Records to use »
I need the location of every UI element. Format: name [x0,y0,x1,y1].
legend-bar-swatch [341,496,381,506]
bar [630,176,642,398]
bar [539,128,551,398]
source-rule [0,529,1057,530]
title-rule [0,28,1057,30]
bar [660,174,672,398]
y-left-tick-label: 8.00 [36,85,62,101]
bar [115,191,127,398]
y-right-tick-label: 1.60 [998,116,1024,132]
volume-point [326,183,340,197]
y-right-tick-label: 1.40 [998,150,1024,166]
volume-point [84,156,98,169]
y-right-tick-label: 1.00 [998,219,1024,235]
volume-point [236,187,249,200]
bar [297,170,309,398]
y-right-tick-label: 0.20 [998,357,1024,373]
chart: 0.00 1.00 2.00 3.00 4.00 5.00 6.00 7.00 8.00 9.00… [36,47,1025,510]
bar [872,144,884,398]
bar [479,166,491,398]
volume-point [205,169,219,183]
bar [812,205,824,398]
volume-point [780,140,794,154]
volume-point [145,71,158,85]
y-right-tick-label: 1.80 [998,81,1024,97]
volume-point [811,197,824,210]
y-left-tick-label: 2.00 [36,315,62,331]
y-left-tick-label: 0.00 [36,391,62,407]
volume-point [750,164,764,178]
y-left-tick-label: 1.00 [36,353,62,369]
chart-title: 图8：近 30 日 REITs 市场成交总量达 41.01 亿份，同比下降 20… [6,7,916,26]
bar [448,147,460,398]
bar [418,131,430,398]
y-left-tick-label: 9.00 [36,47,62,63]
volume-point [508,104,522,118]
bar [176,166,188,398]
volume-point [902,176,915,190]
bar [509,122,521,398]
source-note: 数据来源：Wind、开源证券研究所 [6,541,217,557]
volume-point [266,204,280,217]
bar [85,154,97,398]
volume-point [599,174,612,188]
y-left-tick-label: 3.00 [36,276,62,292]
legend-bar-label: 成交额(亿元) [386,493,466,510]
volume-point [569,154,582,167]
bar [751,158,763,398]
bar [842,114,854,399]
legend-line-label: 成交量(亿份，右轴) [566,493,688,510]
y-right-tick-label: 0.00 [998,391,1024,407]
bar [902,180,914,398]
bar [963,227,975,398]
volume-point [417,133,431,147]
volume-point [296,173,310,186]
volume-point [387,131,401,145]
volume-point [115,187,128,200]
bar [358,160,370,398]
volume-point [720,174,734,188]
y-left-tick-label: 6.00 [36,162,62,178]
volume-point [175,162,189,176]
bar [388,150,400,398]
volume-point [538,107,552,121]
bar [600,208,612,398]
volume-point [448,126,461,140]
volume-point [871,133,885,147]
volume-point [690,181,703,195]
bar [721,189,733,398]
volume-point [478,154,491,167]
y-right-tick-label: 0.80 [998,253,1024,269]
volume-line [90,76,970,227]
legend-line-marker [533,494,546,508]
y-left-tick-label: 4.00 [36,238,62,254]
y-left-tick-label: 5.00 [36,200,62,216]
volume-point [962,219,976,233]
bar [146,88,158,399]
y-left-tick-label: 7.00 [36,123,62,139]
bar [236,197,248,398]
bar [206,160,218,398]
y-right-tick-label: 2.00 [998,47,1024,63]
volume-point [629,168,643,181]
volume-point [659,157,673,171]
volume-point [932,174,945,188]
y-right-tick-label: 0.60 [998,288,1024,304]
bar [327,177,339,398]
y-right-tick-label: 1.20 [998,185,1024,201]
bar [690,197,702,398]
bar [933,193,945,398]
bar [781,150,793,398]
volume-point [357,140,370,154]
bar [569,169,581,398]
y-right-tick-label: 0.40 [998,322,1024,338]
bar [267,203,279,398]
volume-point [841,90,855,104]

Exercise prompt » Extract every line of the listing above verbatim, omitting none and changing nothing.

Written answer »
I need the location of every UI element. Format: name [x0,y0,x1,y1].
legend-bar-swatch [341,496,381,506]
bar [630,176,642,398]
bar [539,128,551,398]
source-rule [0,529,1057,530]
title-rule [0,28,1057,30]
bar [660,174,672,398]
y-left-tick-label: 8.00 [36,85,62,101]
bar [115,191,127,398]
y-right-tick-label: 1.60 [998,116,1024,132]
volume-point [326,183,340,197]
y-right-tick-label: 1.40 [998,150,1024,166]
volume-point [84,156,98,169]
y-right-tick-label: 1.00 [998,219,1024,235]
volume-point [236,187,249,200]
bar [297,170,309,398]
y-right-tick-label: 0.20 [998,357,1024,373]
chart: 0.00 1.00 2.00 3.00 4.00 5.00 6.00 7.00 8.00 9.00… [36,47,1025,510]
bar [872,144,884,398]
bar [479,166,491,398]
volume-point [205,169,219,183]
bar [812,205,824,398]
volume-point [780,140,794,154]
volume-point [145,71,158,85]
y-right-tick-label: 1.80 [998,81,1024,97]
volume-point [811,197,824,210]
y-left-tick-label: 2.00 [36,315,62,331]
y-left-tick-label: 0.00 [36,391,62,407]
volume-point [750,164,764,178]
y-left-tick-label: 1.00 [36,353,62,369]
chart-title: 图8：近 30 日 REITs 市场成交总量达 41.01 亿份，同比下降 20… [6,7,916,26]
bar [448,147,460,398]
bar [418,131,430,398]
y-left-tick-label: 9.00 [36,47,62,63]
volume-point [508,104,522,118]
bar [176,166,188,398]
volume-point [902,176,915,190]
bar [509,122,521,398]
source-note: 数据来源：Wind、开源证券研究所 [6,541,217,557]
volume-point [266,204,280,217]
bar [85,154,97,398]
volume-point [599,174,612,188]
y-left-tick-label: 3.00 [36,276,62,292]
legend-bar-label: 成交额(亿元) [386,493,466,510]
volume-point [569,154,582,167]
bar [751,158,763,398]
bar [842,114,854,399]
legend-line-label: 成交量(亿份，右轴) [566,493,688,510]
y-right-tick-label: 0.00 [998,391,1024,407]
bar [902,180,914,398]
bar [963,227,975,398]
volume-point [417,133,431,147]
volume-point [296,173,310,186]
volume-point [387,131,401,145]
volume-point [115,187,128,200]
bar [358,160,370,398]
volume-point [720,174,734,188]
y-left-tick-label: 6.00 [36,162,62,178]
volume-point [175,162,189,176]
bar [388,150,400,398]
volume-point [538,107,552,121]
bar [600,208,612,398]
volume-point [448,126,461,140]
volume-point [871,133,885,147]
volume-point [690,181,703,195]
bar [721,189,733,398]
volume-point [478,154,491,167]
y-right-tick-label: 0.80 [998,253,1024,269]
volume-line [90,76,970,227]
legend-line-marker [533,494,546,508]
y-left-tick-label: 4.00 [36,238,62,254]
y-left-tick-label: 5.00 [36,200,62,216]
volume-point [962,219,976,233]
bar [146,88,158,399]
y-left-tick-label: 7.00 [36,123,62,139]
bar [236,197,248,398]
bar [206,160,218,398]
y-right-tick-label: 2.00 [998,47,1024,63]
volume-point [629,168,643,181]
volume-point [659,157,673,171]
volume-point [932,174,945,188]
y-right-tick-label: 0.60 [998,288,1024,304]
bar [327,177,339,398]
y-right-tick-label: 1.20 [998,185,1024,201]
bar [690,197,702,398]
bar [933,193,945,398]
bar [781,150,793,398]
volume-point [357,140,370,154]
bar [569,169,581,398]
y-right-tick-label: 0.40 [998,322,1024,338]
bar [267,203,279,398]
volume-point [841,90,855,104]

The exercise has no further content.